◆ **The data**
----

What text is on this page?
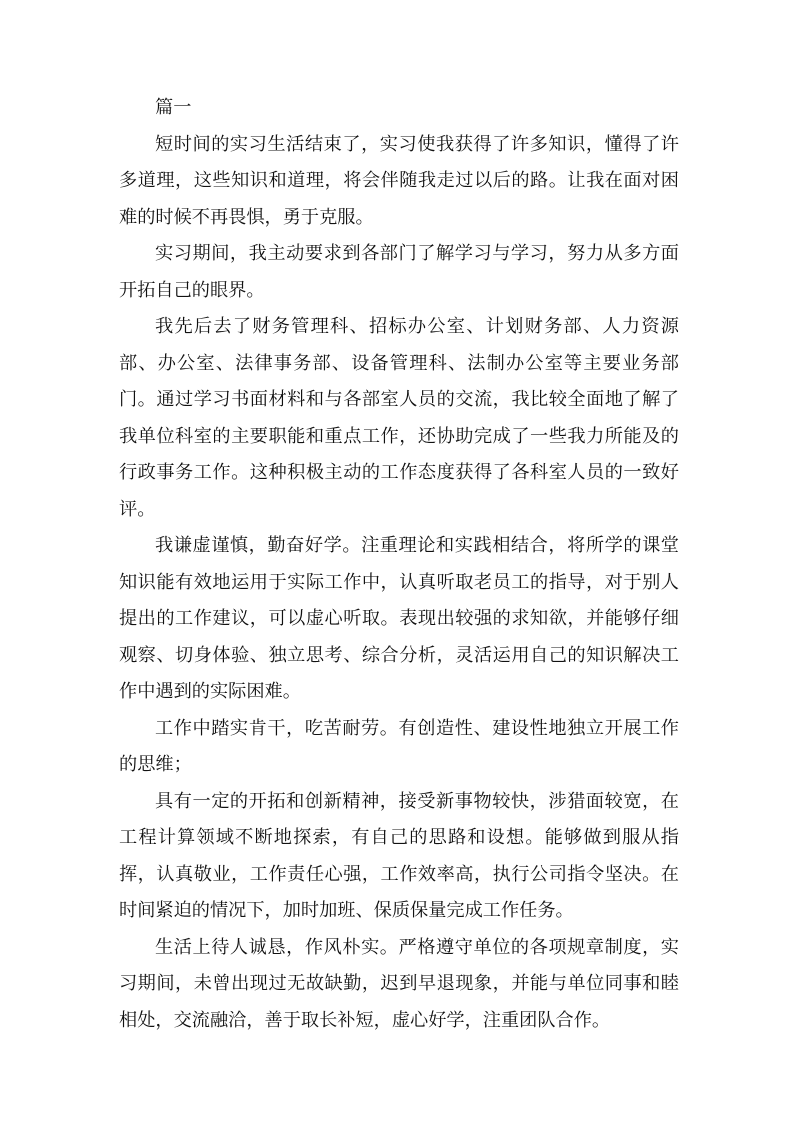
篇一

短时间的实习生活结束了，实习使我获得了许多知识，懂得了许多道理，这些知识和道理，将会伴随我走过以后的路。让我在面对困难的时候不再畏惧，勇于克服。

实习期间，我主动要求到各部门了解学习与学习，努力从多方面开拓自己的眼界。

我先后去了财务管理科、招标办公室、计划财务部、人力资源部、办公室、法律事务部、设备管理科、法制办公室等主要业务部门。通过学习书面材料和与各部室人员的交流，我比较全面地了解了我单位科室的主要职能和重点工作，还协助完成了一些我力所能及的行政事务工作。这种积极主动的工作态度获得了各科室人员的一致好评。

我谦虚谨慎，勤奋好学。注重理论和实践相结合，将所学的课堂知识能有效地运用于实际工作中，认真听取老员工的指导，对于别人提出的工作建议，可以虚心听取。表现出较强的求知欲，并能够仔细观察、切身体验、独立思考、综合分析，灵活运用自己的知识解决工作中遇到的实际困难。

工作中踏实肯干，吃苦耐劳。有创造性、建设性地独立开展工作的思维；

具有一定的开拓和创新精神，接受新事物较快，涉猎面较宽，在工程计算领域不断地探索，有自己的思路和设想。能够做到服从指挥，认真敬业，工作责任心强，工作效率高，执行公司指令坚决。在时间紧迫的情况下，加时加班、保质保量完成工作任务。

生活上待人诚恳，作风朴实。严格遵守单位的各项规章制度，实习期间，未曾出现过无故缺勤，迟到早退现象，并能与单位同事和睦相处，交流融洽，善于取长补短，虚心好学，注重团队合作。
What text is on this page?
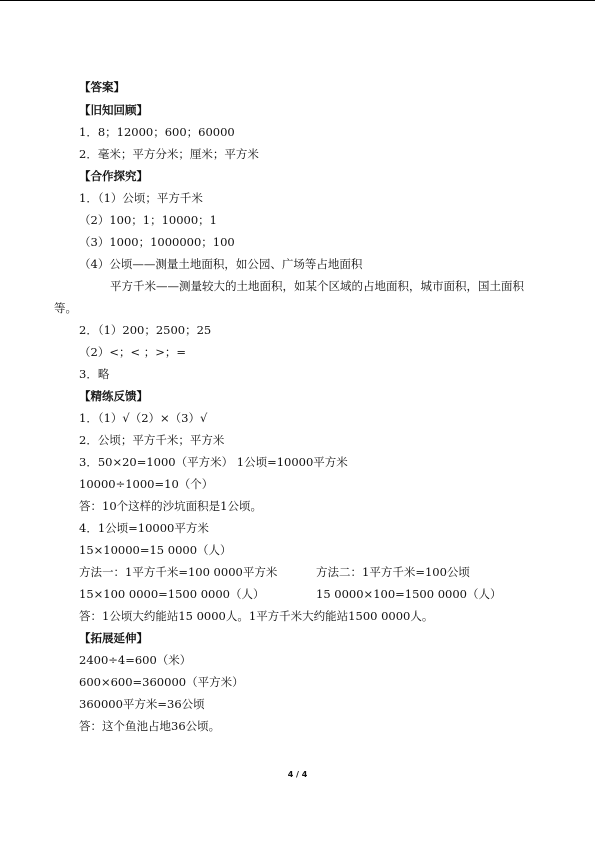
【答案】
【旧知回顾】
1．8；12000；600；60000
2．毫米；平方分米；厘米；平方米
【合作探究】
1．（1）公顷；平方千米
（2）100；1；10000；1
（3）1000；1000000；100
（4）公顷——测量土地面积，如公园、广场等占地面积
平方千米——测量较大的土地面积，如某个区域的占地面积，城市面积，国土面积
等。
2．（1）200；2500；25
（2）<；< ；>；=
3．略
【精练反馈】
1．（1）√（2）×（3）√
2．公顷；平方千米；平方米
3．50×20=1000（平方米） 1公顷=10000平方米
10000÷1000=10（个）
答：10个这样的沙坑面积是1公顷。
4．1公顷=10000平方米
15×10000=15 0000（人）
方法一：1平方千米=100 0000平方米	方法二：1平方千米=100公顷
15×100 0000=1500 0000（人）	15 0000×100=1500 0000（人）
答：1公顷大约能站15 0000人。1平方千米大约能站1500 0000人。
【拓展延伸】
2400÷4=600（米）
600×600=360000（平方米）
360000平方米=36公顷
答：这个鱼池占地36公顷。
4 / 4
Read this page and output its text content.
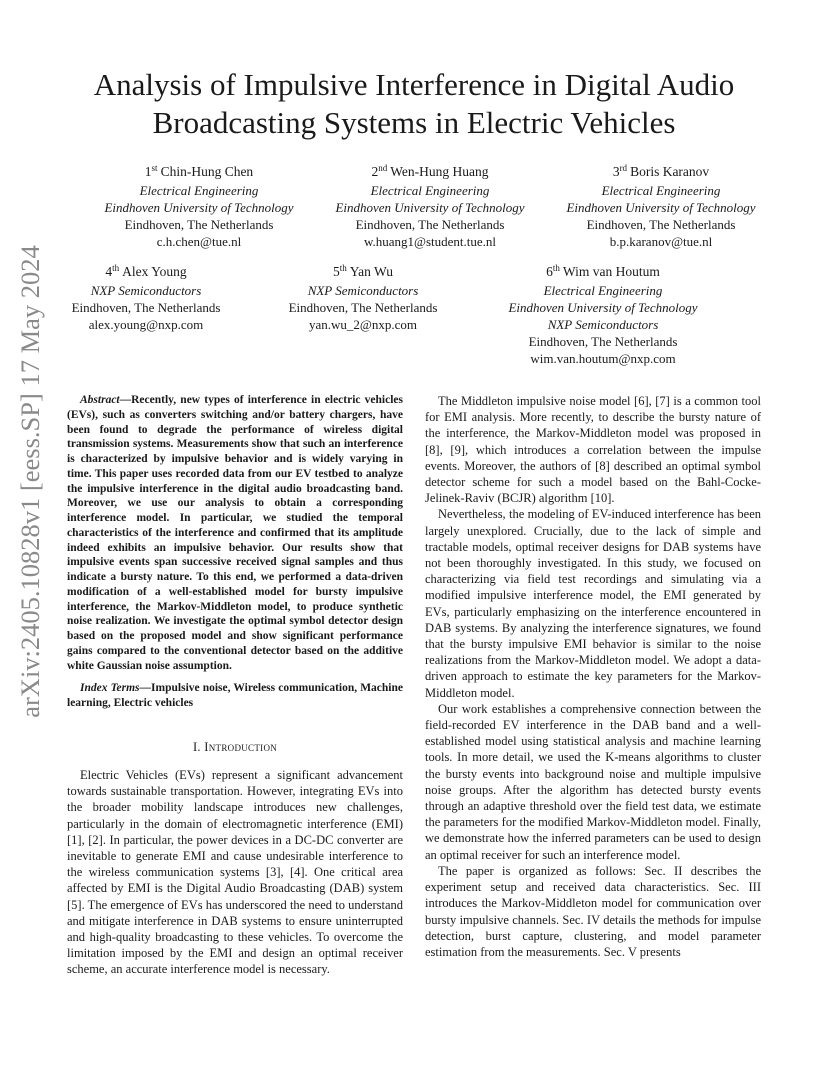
Analysis of Impulsive Interference in Digital Audio Broadcasting Systems in Electric Vehicles
arXiv:2405.10828v1 [eess.SP] 17 May 2024
1st Chin-Hung Chen
Electrical Engineering
Eindhoven University of Technology
Eindhoven, The Netherlands
c.h.chen@tue.nl
2nd Wen-Hung Huang
Electrical Engineering
Eindhoven University of Technology
Eindhoven, The Netherlands
w.huang1@student.tue.nl
3rd Boris Karanov
Electrical Engineering
Eindhoven University of Technology
Eindhoven, The Netherlands
b.p.karanov@tue.nl
4th Alex Young
NXP Semiconductors
Eindhoven, The Netherlands
alex.young@nxp.com
5th Yan Wu
NXP Semiconductors
Eindhoven, The Netherlands
yan.wu_2@nxp.com
6th Wim van Houtum
Electrical Engineering
Eindhoven University of Technology
NXP Semiconductors
Eindhoven, The Netherlands
wim.van.houtum@nxp.com

Abstract—Recently, new types of interference in electric vehicles (EVs), such as converters switching and/or battery chargers, have been found to degrade the performance of wireless digital transmission systems. Measurements show that such an interference is characterized by impulsive behavior and is widely varying in time. This paper uses recorded data from our EV testbed to analyze the impulsive interference in the digital audio broadcasting band. Moreover, we use our analysis to obtain a corresponding interference model. In particular, we studied the temporal characteristics of the interference and confirmed that its amplitude indeed exhibits an impulsive behavior. Our results show that impulsive events span successive received signal samples and thus indicate a bursty nature. To this end, we performed a data-driven modification of a well-established model for bursty impulsive interference, the Markov-Middleton model, to produce synthetic noise realization. We investigate the optimal symbol detector design based on the proposed model and show significant performance gains compared to the conventional detector based on the additive white Gaussian noise assumption.

Index Terms—Impulsive noise, Wireless communication, Machine learning, Electric vehicles

I. Introduction

Electric Vehicles (EVs) represent a significant advancement towards sustainable transportation. However, integrating EVs into the broader mobility landscape introduces new challenges, particularly in the domain of electromagnetic interference (EMI) [1], [2]. In particular, the power devices in a DC-DC converter are inevitable to generate EMI and cause undesirable interference to the wireless communication systems [3], [4]. One critical area affected by EMI is the Digital Audio Broadcasting (DAB) system [5]. The emergence of EVs has underscored the need to understand and mitigate interference in DAB systems to ensure uninterrupted and high-quality broadcasting to these vehicles. To overcome the limitation imposed by the EMI and design an optimal receiver scheme, an accurate interference model is necessary.

The Middleton impulsive noise model [6], [7] is a common tool for EMI analysis. More recently, to describe the bursty nature of the interference, the Markov-Middleton model was proposed in [8], [9], which introduces a correlation between the impulse events. Moreover, the authors of [8] described an optimal symbol detector scheme for such a model based on the Bahl-Cocke-Jelinek-Raviv (BCJR) algorithm [10].

Nevertheless, the modeling of EV-induced interference has been largely unexplored. Crucially, due to the lack of simple and tractable models, optimal receiver designs for DAB systems have not been thoroughly investigated. In this study, we focused on characterizing via field test recordings and simulating via a modified impulsive interference model, the EMI generated by EVs, particularly emphasizing on the interference encountered in DAB systems. By analyzing the interference signatures, we found that the bursty impulsive EMI behavior is similar to the noise realizations from the Markov-Middleton model. We adopt a data-driven approach to estimate the key parameters for the Markov-Middleton model.

Our work establishes a comprehensive connection between the field-recorded EV interference in the DAB band and a well-established model using statistical analysis and machine learning tools. In more detail, we used the K-means algorithms to cluster the bursty events into background noise and multiple impulsive noise groups. After the algorithm has detected bursty events through an adaptive threshold over the field test data, we estimate the parameters for the modified Markov-Middleton model. Finally, we demonstrate how the inferred parameters can be used to design an optimal receiver for such an interference model.

The paper is organized as follows: Sec. II describes the experiment setup and received data characteristics. Sec. III introduces the Markov-Middleton model for communication over bursty impulsive channels. Sec. IV details the methods for impulse detection, burst capture, clustering, and model parameter estimation from the measurements. Sec. V presents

----

Repeat all the records above exactly, leaving out any pictures.

What text is on this page?
篇一

短时间的实习生活结束了，实习使我获得了许多知识，懂得了许多道理，这些知识和道理，将会伴随我走过以后的路。让我在面对困难的时候不再畏惧，勇于克服。

实习期间，我主动要求到各部门了解学习与学习，努力从多方面开拓自己的眼界。

我先后去了财务管理科、招标办公室、计划财务部、人力资源部、办公室、法律事务部、设备管理科、法制办公室等主要业务部门。通过学习书面材料和与各部室人员的交流，我比较全面地了解了我单位科室的主要职能和重点工作，还协助完成了一些我力所能及的行政事务工作。这种积极主动的工作态度获得了各科室人员的一致好评。

我谦虚谨慎，勤奋好学。注重理论和实践相结合，将所学的课堂知识能有效地运用于实际工作中，认真听取老员工的指导，对于别人提出的工作建议，可以虚心听取。表现出较强的求知欲，并能够仔细观察、切身体验、独立思考、综合分析，灵活运用自己的知识解决工作中遇到的实际困难。

工作中踏实肯干，吃苦耐劳。有创造性、建设性地独立开展工作的思维；

具有一定的开拓和创新精神，接受新事物较快，涉猎面较宽，在工程计算领域不断地探索，有自己的思路和设想。能够做到服从指挥，认真敬业，工作责任心强，工作效率高，执行公司指令坚决。在时间紧迫的情况下，加时加班、保质保量完成工作任务。

生活上待人诚恳，作风朴实。严格遵守单位的各项规章制度，实习期间，未曾出现过无故缺勤，迟到早退现象，并能与单位同事和睦相处，交流融洽，善于取长补短，虚心好学，注重团队合作。
What text is on this page?
【答案】
【旧知回顾】
1．8；12000；600；60000
2．毫米；平方分米；厘米；平方米
【合作探究】
1．（1）公顷；平方千米
（2）100；1；10000；1
（3）1000；1000000；100
（4）公顷——测量土地面积，如公园、广场等占地面积
平方千米——测量较大的土地面积，如某个区域的占地面积，城市面积，国土面积
等。
2．（1）200；2500；25
（2）<；< ；>；=
3．略
【精练反馈】
1．（1）√（2）×（3）√
2．公顷；平方千米；平方米
3．50×20=1000（平方米） 1公顷=10000平方米
10000÷1000=10（个）
答：10个这样的沙坑面积是1公顷。
4．1公顷=10000平方米
15×10000=15 0000（人）
方法一：1平方千米=100 0000平方米	方法二：1平方千米=100公顷
15×100 0000=1500 0000（人）	15 0000×100=1500 0000（人）
答：1公顷大约能站15 0000人。1平方千米大约能站1500 0000人。
【拓展延伸】
2400÷4=600（米）
600×600=360000（平方米）
360000平方米=36公顷
答：这个鱼池占地36公顷。
4 / 4
Read this page and output its text content.
Analysis of Impulsive Interference in Digital Audio Broadcasting Systems in Electric Vehicles
arXiv:2405.10828v1 [eess.SP] 17 May 2024
1st Chin-Hung Chen
Electrical Engineering
Eindhoven University of Technology
Eindhoven, The Netherlands
c.h.chen@tue.nl
2nd Wen-Hung Huang
Electrical Engineering
Eindhoven University of Technology
Eindhoven, The Netherlands
w.huang1@student.tue.nl
3rd Boris Karanov
Electrical Engineering
Eindhoven University of Technology
Eindhoven, The Netherlands
b.p.karanov@tue.nl
4th Alex Young
NXP Semiconductors
Eindhoven, The Netherlands
alex.young@nxp.com
5th Yan Wu
NXP Semiconductors
Eindhoven, The Netherlands
yan.wu_2@nxp.com
6th Wim van Houtum
Electrical Engineering
Eindhoven University of Technology
NXP Semiconductors
Eindhoven, The Netherlands
wim.van.houtum@nxp.com

Abstract—Recently, new types of interference in electric vehicles (EVs), such as converters switching and/or battery chargers, have been found to degrade the performance of wireless digital transmission systems. Measurements show that such an interference is characterized by impulsive behavior and is widely varying in time. This paper uses recorded data from our EV testbed to analyze the impulsive interference in the digital audio broadcasting band. Moreover, we use our analysis to obtain a corresponding interference model. In particular, we studied the temporal characteristics of the interference and confirmed that its amplitude indeed exhibits an impulsive behavior. Our results show that impulsive events span successive received signal samples and thus indicate a bursty nature. To this end, we performed a data-driven modification of a well-established model for bursty impulsive interference, the Markov-Middleton model, to produce synthetic noise realization. We investigate the optimal symbol detector design based on the proposed model and show significant performance gains compared to the conventional detector based on the additive white Gaussian noise assumption.

Index Terms—Impulsive noise, Wireless communication, Machine learning, Electric vehicles

I. Introduction

Electric Vehicles (EVs) represent a significant advancement towards sustainable transportation. However, integrating EVs into the broader mobility landscape introduces new challenges, particularly in the domain of electromagnetic interference (EMI) [1], [2]. In particular, the power devices in a DC-DC converter are inevitable to generate EMI and cause undesirable interference to the wireless communication systems [3], [4]. One critical area affected by EMI is the Digital Audio Broadcasting (DAB) system [5]. The emergence of EVs has underscored the need to understand and mitigate interference in DAB systems to ensure uninterrupted and high-quality broadcasting to these vehicles. To overcome the limitation imposed by the EMI and design an optimal receiver scheme, an accurate interference model is necessary.

The Middleton impulsive noise model [6], [7] is a common tool for EMI analysis. More recently, to describe the bursty nature of the interference, the Markov-Middleton model was proposed in [8], [9], which introduces a correlation between the impulse events. Moreover, the authors of [8] described an optimal symbol detector scheme for such a model based on the Bahl-Cocke-Jelinek-Raviv (BCJR) algorithm [10].

Nevertheless, the modeling of EV-induced interference has been largely unexplored. Crucially, due to the lack of simple and tractable models, optimal receiver designs for DAB systems have not been thoroughly investigated. In this study, we focused on characterizing via field test recordings and simulating via a modified impulsive interference model, the EMI generated by EVs, particularly emphasizing on the interference encountered in DAB systems. By analyzing the interference signatures, we found that the bursty impulsive EMI behavior is similar to the noise realizations from the Markov-Middleton model. We adopt a data-driven approach to estimate the key parameters for the Markov-Middleton model.

Our work establishes a comprehensive connection between the field-recorded EV interference in the DAB band and a well-established model using statistical analysis and machine learning tools. In more detail, we used the K-means algorithms to cluster the bursty events into background noise and multiple impulsive noise groups. After the algorithm has detected bursty events through an adaptive threshold over the field test data, we estimate the parameters for the modified Markov-Middleton model. Finally, we demonstrate how the inferred parameters can be used to design an optimal receiver for such an interference model.

The paper is organized as follows: Sec. II describes the experiment setup and received data characteristics. Sec. III introduces the Markov-Middleton model for communication over bursty impulsive channels. Sec. IV details the methods for impulse detection, burst capture, clustering, and model parameter estimation from the measurements. Sec. V presents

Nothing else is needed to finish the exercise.